• [Direction]
Exactly repeat the full listing that follows.

• [Records supplied]

<<<<

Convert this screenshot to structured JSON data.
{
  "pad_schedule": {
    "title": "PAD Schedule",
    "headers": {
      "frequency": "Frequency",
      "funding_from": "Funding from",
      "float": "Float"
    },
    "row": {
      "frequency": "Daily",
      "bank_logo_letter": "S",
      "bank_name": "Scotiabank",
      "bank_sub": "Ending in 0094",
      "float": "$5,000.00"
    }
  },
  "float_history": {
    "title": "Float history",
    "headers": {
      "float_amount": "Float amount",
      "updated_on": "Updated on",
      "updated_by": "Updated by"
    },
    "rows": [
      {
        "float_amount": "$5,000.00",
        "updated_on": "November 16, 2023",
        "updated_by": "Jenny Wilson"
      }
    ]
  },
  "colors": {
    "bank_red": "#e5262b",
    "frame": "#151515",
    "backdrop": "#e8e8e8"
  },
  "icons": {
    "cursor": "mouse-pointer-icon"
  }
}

>>>>

• [Output of the task]
Convert this screenshot to structured JSON data.
{
  "pad_schedule": {
    "title": "PAD Schedule",
    "headers": {
      "frequency": "Frequency",
      "funding_from": "Funding from",
      "float": "Float"
    },
    "row": {
      "frequency": "Daily",
      "bank_logo_letter": "S",
      "bank_name": "Scotiabank",
      "bank_sub": "Ending in 0094",
      "float": "$5,000.00"
    }
  },
  "float_history": {
    "title": "Float history",
    "headers": {
      "float_amount": "Float amount",
      "updated_on": "Updated on",
      "updated_by": "Updated by"
    },
    "rows": [
      {
        "float_amount": "$5,000.00",
        "updated_on": "November 16, 2023",
        "updated_by": "Jenny Wilson"
      }
    ]
  },
  "colors": {
    "bank_red": "#e5262b",
    "frame": "#151515",
    "backdrop": "#e8e8e8"
  },
  "icons": {
    "cursor": "mouse-pointer-icon"
  }
}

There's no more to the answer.